(Exercise requirements): Each entry below is to be printed verbatim.

Data entries
- - - - -

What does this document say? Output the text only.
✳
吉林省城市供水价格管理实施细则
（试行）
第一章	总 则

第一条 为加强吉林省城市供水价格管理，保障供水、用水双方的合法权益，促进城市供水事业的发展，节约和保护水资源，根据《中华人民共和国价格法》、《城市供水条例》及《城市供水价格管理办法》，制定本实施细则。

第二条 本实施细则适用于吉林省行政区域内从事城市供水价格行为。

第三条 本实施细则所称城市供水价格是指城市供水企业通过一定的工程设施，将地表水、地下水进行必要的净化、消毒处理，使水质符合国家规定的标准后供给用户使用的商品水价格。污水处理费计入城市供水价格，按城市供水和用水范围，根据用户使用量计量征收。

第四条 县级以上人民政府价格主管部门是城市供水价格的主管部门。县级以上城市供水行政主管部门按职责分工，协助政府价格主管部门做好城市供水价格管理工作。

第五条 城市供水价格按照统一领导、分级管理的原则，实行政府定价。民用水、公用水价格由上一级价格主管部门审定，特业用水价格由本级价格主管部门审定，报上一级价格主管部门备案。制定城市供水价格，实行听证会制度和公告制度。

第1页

- - - - -

(Output for this task):
What does this document say? Output the text only.
✳
吉林省城市供水价格管理实施细则
（试行）
第一章	总 则

第一条 为加强吉林省城市供水价格管理，保障供水、用水双方的合法权益，促进城市供水事业的发展，节约和保护水资源，根据《中华人民共和国价格法》、《城市供水条例》及《城市供水价格管理办法》，制定本实施细则。

第二条 本实施细则适用于吉林省行政区域内从事城市供水价格行为。

第三条 本实施细则所称城市供水价格是指城市供水企业通过一定的工程设施，将地表水、地下水进行必要的净化、消毒处理，使水质符合国家规定的标准后供给用户使用的商品水价格。污水处理费计入城市供水价格，按城市供水和用水范围，根据用户使用量计量征收。

第四条 县级以上人民政府价格主管部门是城市供水价格的主管部门。县级以上城市供水行政主管部门按职责分工，协助政府价格主管部门做好城市供水价格管理工作。

第五条 城市供水价格按照统一领导、分级管理的原则，实行政府定价。民用水、公用水价格由上一级价格主管部门审定，特业用水价格由本级价格主管部门审定，报上一级价格主管部门备案。制定城市供水价格，实行听证会制度和公告制度。

第1页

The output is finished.